**TASK GOAL:**
Make an exact copy of the lines, leaving the pictures out.

(Stored entries)
(begin)

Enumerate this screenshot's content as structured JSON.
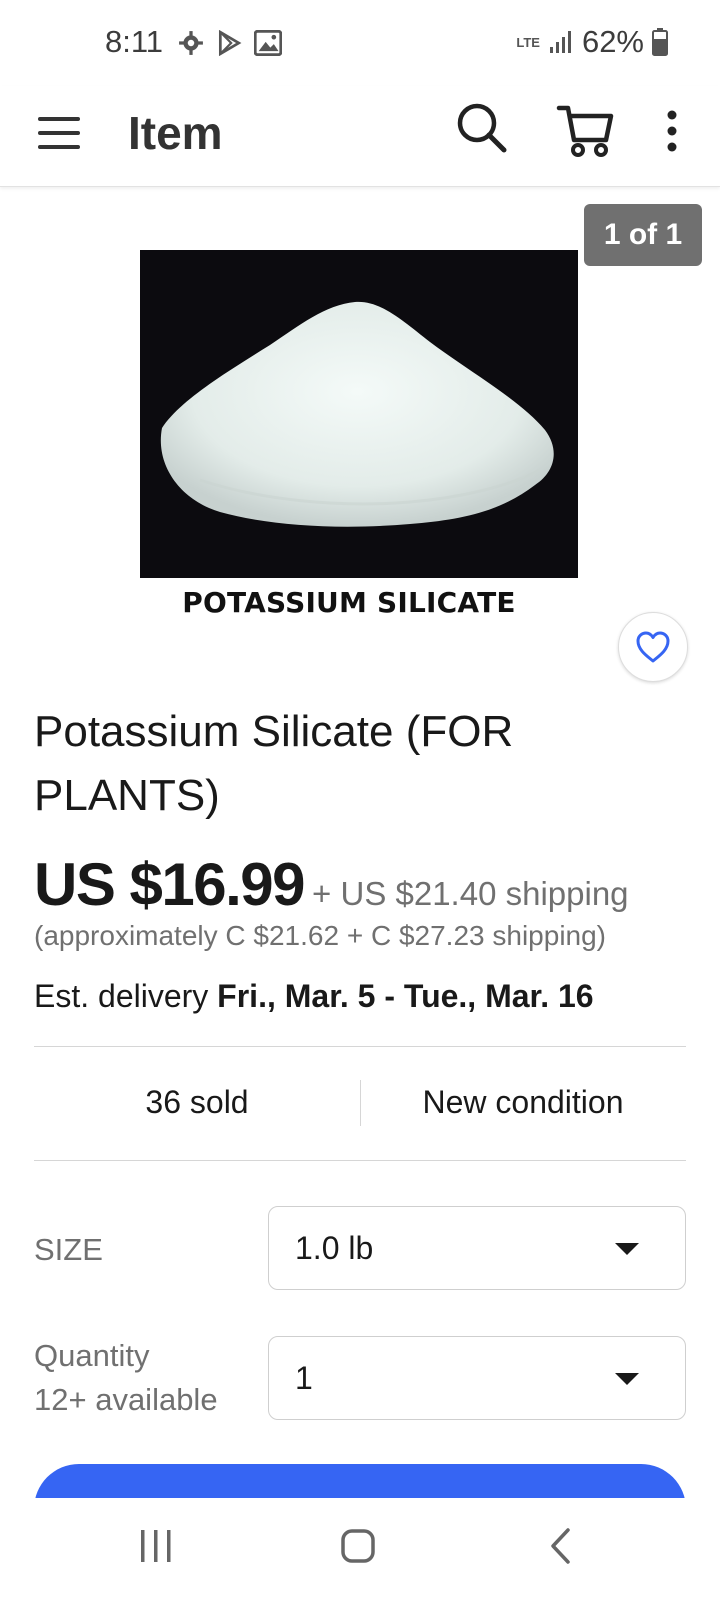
{
  "status_bar": {
    "time": "8:11",
    "network": "LTE",
    "battery": "62%"
  },
  "app_bar": {
    "title": "Item",
    "icons": [
      "menu-icon",
      "search-icon",
      "cart-icon",
      "more-vert-icon"
    ]
  },
  "gallery": {
    "counter": "1 of 1",
    "caption": "POTASSIUM SILICATE"
  },
  "product": {
    "title": "Potassium Silicate (FOR PLANTS)",
    "price": "US $16.99",
    "shipping": "+ US $21.40 shipping",
    "converted": "(approximately C $21.62 + C $27.23 shipping)",
    "delivery_label": "Est. delivery",
    "delivery_dates": "Fri., Mar. 5 - Tue., Mar. 16"
  },
  "stats": {
    "sold": "36 sold",
    "condition": "New condition"
  },
  "options": {
    "size_label": "SIZE",
    "size_value": "1.0 lb",
    "quantity_label": "Quantity",
    "quantity_available": "12+ available",
    "quantity_value": "1"
  },
  "colors": {
    "accent": "#3665f3",
    "watch_heart": "#3665f3",
    "counter_bg": "#707070"
  }
}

(end)

**SOLUTION TO THE PROBLEM:**
Enumerate this screenshot's content as structured JSON.
{
  "status_bar": {
    "time": "8:11",
    "network": "LTE",
    "battery": "62%"
  },
  "app_bar": {
    "title": "Item",
    "icons": [
      "menu-icon",
      "search-icon",
      "cart-icon",
      "more-vert-icon"
    ]
  },
  "gallery": {
    "counter": "1 of 1",
    "caption": "POTASSIUM SILICATE"
  },
  "product": {
    "title": "Potassium Silicate (FOR PLANTS)",
    "price": "US $16.99",
    "shipping": "+ US $21.40 shipping",
    "converted": "(approximately C $21.62 + C $27.23 shipping)",
    "delivery_label": "Est. delivery",
    "delivery_dates": "Fri., Mar. 5 - Tue., Mar. 16"
  },
  "stats": {
    "sold": "36 sold",
    "condition": "New condition"
  },
  "options": {
    "size_label": "SIZE",
    "size_value": "1.0 lb",
    "quantity_label": "Quantity",
    "quantity_available": "12+ available",
    "quantity_value": "1"
  },
  "colors": {
    "accent": "#3665f3",
    "watch_heart": "#3665f3",
    "counter_bg": "#707070"
  }
}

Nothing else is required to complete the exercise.